- [Do this] Look through the data for the string "JSON". Copy every line where it is found.

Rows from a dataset

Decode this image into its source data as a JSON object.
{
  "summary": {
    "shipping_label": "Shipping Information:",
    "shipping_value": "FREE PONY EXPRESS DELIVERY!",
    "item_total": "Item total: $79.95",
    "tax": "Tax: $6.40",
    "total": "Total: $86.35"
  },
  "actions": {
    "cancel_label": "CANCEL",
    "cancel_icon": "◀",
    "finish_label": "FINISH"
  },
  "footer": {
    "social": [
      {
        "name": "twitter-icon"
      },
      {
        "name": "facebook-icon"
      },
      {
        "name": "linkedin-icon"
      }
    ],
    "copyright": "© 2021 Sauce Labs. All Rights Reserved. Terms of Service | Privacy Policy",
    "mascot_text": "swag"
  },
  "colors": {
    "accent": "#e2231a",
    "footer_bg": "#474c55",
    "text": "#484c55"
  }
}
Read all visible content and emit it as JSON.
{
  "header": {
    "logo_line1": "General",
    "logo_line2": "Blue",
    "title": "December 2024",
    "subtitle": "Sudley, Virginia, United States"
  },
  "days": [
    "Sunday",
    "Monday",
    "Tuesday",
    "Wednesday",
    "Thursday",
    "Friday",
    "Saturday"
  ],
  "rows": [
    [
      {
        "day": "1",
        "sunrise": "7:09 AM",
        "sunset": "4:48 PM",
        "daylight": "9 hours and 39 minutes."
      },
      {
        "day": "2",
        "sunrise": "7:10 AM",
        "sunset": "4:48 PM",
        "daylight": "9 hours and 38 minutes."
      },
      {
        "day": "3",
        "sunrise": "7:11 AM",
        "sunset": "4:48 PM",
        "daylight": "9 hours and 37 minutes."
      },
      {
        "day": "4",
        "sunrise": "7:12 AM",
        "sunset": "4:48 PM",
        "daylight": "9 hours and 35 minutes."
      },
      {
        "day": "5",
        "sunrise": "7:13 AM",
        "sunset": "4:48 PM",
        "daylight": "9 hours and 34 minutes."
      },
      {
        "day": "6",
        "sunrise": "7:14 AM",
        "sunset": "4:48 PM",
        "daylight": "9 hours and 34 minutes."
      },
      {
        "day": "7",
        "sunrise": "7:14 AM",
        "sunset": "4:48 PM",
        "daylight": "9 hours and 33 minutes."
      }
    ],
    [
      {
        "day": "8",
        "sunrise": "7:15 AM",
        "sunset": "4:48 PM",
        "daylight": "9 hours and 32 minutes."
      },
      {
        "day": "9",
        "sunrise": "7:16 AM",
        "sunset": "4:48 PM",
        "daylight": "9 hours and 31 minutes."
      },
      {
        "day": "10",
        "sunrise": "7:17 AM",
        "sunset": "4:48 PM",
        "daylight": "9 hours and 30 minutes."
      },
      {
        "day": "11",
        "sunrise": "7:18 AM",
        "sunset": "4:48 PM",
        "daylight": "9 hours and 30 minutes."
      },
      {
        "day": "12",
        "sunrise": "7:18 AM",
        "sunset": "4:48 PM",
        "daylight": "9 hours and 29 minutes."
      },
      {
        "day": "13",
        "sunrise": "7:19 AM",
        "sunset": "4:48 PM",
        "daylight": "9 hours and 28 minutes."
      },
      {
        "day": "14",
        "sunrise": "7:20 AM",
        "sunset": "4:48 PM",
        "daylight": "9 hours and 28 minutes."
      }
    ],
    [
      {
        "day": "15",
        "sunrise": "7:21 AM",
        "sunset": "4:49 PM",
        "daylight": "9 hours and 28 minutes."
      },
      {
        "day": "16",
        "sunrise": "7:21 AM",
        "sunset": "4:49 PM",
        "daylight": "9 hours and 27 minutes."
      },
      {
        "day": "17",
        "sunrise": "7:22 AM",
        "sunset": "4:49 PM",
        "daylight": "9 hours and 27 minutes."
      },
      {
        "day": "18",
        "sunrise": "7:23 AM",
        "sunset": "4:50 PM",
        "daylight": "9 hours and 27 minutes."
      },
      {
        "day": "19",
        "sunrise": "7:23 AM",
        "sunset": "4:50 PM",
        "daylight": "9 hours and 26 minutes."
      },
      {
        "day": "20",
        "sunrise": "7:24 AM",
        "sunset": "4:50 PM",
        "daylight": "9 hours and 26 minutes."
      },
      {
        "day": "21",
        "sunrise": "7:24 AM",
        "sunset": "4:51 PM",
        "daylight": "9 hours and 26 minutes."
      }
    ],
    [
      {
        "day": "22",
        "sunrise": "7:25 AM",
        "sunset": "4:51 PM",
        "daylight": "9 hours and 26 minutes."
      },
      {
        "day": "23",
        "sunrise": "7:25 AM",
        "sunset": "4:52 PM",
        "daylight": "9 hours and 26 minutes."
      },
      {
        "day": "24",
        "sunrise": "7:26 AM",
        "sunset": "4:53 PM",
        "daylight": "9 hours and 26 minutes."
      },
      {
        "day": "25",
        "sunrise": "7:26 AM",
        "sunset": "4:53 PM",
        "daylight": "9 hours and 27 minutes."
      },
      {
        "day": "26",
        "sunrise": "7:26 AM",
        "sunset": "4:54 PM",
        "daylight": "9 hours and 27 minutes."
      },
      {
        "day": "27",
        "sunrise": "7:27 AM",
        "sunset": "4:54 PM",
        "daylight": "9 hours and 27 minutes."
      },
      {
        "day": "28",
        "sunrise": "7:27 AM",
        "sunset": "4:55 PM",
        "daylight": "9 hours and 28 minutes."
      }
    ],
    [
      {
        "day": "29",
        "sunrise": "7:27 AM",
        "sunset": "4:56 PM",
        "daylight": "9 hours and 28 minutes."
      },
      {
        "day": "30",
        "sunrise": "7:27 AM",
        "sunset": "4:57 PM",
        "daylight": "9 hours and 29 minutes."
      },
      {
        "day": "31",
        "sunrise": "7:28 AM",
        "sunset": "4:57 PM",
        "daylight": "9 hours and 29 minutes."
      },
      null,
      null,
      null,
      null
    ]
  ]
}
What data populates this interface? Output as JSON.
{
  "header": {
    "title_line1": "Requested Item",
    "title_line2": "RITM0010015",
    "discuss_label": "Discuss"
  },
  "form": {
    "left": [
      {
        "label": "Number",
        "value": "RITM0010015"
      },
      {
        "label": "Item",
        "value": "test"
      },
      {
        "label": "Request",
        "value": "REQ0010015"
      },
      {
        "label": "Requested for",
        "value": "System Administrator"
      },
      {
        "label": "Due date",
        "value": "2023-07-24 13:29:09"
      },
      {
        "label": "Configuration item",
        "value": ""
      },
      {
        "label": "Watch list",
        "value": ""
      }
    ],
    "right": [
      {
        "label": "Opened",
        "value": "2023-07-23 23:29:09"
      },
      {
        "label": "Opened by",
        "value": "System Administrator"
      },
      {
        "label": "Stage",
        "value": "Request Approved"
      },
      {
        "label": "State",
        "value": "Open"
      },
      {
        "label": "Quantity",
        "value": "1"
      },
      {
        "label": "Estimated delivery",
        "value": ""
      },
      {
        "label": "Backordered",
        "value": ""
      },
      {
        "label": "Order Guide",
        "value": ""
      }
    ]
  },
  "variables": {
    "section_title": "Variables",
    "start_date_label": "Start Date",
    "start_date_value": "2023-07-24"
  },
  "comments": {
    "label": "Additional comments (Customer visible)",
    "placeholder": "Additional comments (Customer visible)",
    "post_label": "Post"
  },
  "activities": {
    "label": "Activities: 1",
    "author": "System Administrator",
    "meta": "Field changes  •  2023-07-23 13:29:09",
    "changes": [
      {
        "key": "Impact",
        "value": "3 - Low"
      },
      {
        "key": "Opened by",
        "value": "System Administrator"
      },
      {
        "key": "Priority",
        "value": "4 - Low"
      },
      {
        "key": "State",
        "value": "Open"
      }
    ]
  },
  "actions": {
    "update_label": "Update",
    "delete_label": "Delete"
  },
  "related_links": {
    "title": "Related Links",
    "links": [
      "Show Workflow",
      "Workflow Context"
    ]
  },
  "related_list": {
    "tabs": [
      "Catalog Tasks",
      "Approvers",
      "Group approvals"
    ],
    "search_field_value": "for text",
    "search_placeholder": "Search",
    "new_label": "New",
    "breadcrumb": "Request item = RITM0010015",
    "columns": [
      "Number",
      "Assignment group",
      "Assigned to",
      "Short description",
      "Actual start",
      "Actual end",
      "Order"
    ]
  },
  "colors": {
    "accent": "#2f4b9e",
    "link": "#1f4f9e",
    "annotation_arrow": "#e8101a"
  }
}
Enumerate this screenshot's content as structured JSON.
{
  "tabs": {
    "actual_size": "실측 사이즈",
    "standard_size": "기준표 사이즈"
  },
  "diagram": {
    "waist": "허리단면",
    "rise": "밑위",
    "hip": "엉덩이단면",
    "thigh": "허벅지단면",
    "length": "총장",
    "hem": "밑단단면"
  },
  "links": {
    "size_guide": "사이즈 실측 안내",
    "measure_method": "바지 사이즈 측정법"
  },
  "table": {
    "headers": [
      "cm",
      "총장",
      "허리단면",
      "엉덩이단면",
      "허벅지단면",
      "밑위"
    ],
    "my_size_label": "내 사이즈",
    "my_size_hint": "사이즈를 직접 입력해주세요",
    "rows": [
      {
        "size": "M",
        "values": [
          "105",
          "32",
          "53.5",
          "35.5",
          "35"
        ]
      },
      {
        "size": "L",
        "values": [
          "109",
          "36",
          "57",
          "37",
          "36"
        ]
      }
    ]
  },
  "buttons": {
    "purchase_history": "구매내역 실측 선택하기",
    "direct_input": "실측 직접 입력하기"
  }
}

- [Task result]
Decode this image into its source data as a JSON object.
Read all visible content and emit it as JSON.
What data populates this interface? Output as JSON.
Enumerate this screenshot's content as structured JSON.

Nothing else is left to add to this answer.